[Figure record extracts]
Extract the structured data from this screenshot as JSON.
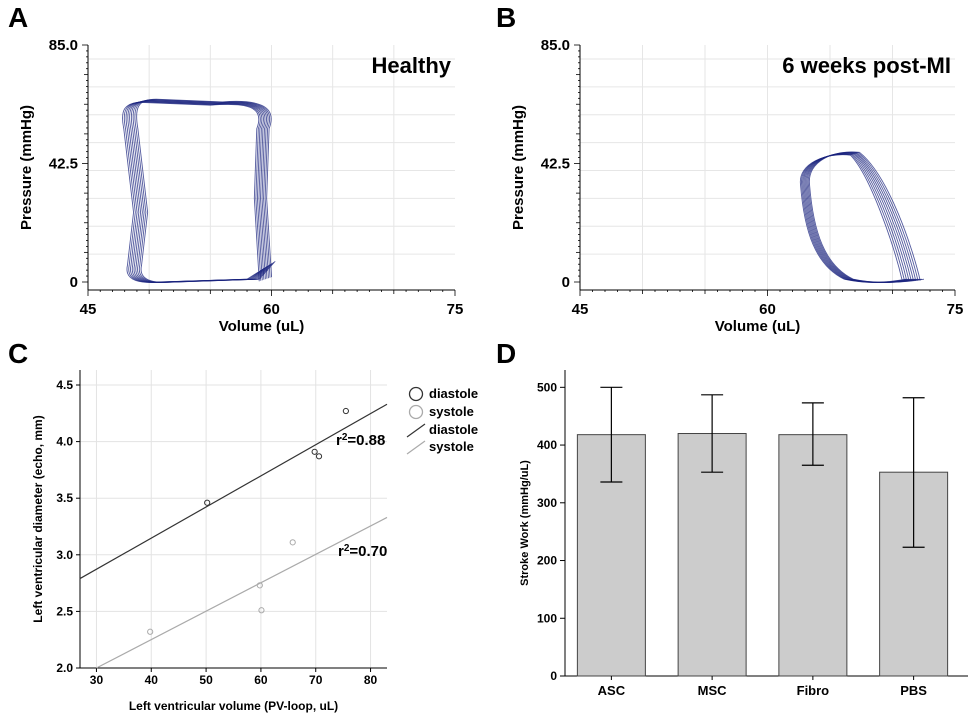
{
  "panels": {
    "a": {
      "letter": "A",
      "title": "Healthy"
    },
    "b": {
      "letter": "B",
      "title": "6 weeks post-MI"
    },
    "c": {
      "letter": "C"
    },
    "d": {
      "letter": "D"
    }
  },
  "chart_data": [
    {
      "id": "A",
      "type": "line",
      "title": "Healthy",
      "xlabel": "Volume (uL)",
      "ylabel": "Pressure (mmHg)",
      "xlim": [
        45,
        75
      ],
      "ylim": [
        0,
        85
      ],
      "xticks": [
        "45",
        "60",
        "75"
      ],
      "yticks": [
        "0",
        "42.5",
        "85.0"
      ],
      "grid": true,
      "color": "#1a237e",
      "loop": {
        "description_values": "pressure-volume loops, approx. 8 overlapping cycles",
        "v_min": 48.5,
        "v_max": 59.5,
        "p_min": 0,
        "p_max": 65
      }
    },
    {
      "id": "B",
      "type": "line",
      "title": "6 weeks post-MI",
      "xlabel": "Volume (uL)",
      "ylabel": "Pressure (mmHg)",
      "xlim": [
        45,
        75
      ],
      "ylim": [
        0,
        85
      ],
      "xticks": [
        "45",
        "60",
        "75"
      ],
      "yticks": [
        "0",
        "42.5",
        "85.0"
      ],
      "grid": true,
      "color": "#1a237e",
      "loop": {
        "v_min": 63,
        "v_max": 71.5,
        "p_min": 0,
        "p_max": 46
      }
    },
    {
      "id": "C",
      "type": "scatter",
      "xlabel": "Left ventricular volume (PV-loop, uL)",
      "ylabel": "Left ventricular diameter (echo, mm)",
      "xlim": [
        27,
        83
      ],
      "ylim": [
        2.0,
        4.5
      ],
      "xticks": [
        "30",
        "40",
        "50",
        "60",
        "70",
        "80"
      ],
      "yticks": [
        "2.0",
        "2.5",
        "3.0",
        "3.5",
        "4.0",
        "4.5"
      ],
      "series": [
        {
          "name": "diastole",
          "color": "#333333",
          "points": [
            [
              50.2,
              3.46
            ],
            [
              69.8,
              3.91
            ],
            [
              70.6,
              3.87
            ],
            [
              75.5,
              4.27
            ]
          ],
          "fit": [
            [
              27,
              2.79
            ],
            [
              83,
              4.33
            ]
          ],
          "r2": "r2=0.88"
        },
        {
          "name": "systole",
          "color": "#aaaaaa",
          "points": [
            [
              39.8,
              2.32
            ],
            [
              59.8,
              2.73
            ],
            [
              60.1,
              2.51
            ],
            [
              65.8,
              3.11
            ]
          ],
          "fit": [
            [
              30,
              2.0
            ],
            [
              83,
              3.33
            ]
          ],
          "r2": "r2=0.70"
        }
      ],
      "legend": {
        "entries": [
          "diastole",
          "systole",
          "diastole",
          "systole"
        ],
        "placement": "top-right"
      }
    },
    {
      "id": "D",
      "type": "bar",
      "ylabel": "Stroke Work (mmHg/uL)",
      "categories": [
        "ASC",
        "MSC",
        "Fibro",
        "PBS"
      ],
      "values": [
        418,
        420,
        418,
        353
      ],
      "errors_upper": [
        500,
        487,
        473,
        482
      ],
      "errors_lower": [
        336,
        353,
        365,
        223
      ],
      "ylim": [
        0,
        530
      ],
      "yticks": [
        "0",
        "100",
        "200",
        "300",
        "400",
        "500"
      ],
      "bar_color": "#cccccc"
    }
  ]
}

## CHALLENGE
Where a line contains "weeks", copy that line.

## TASK RESPONSE
      "title": "6 weeks post-MI"
      "title": "6 weeks post-MI",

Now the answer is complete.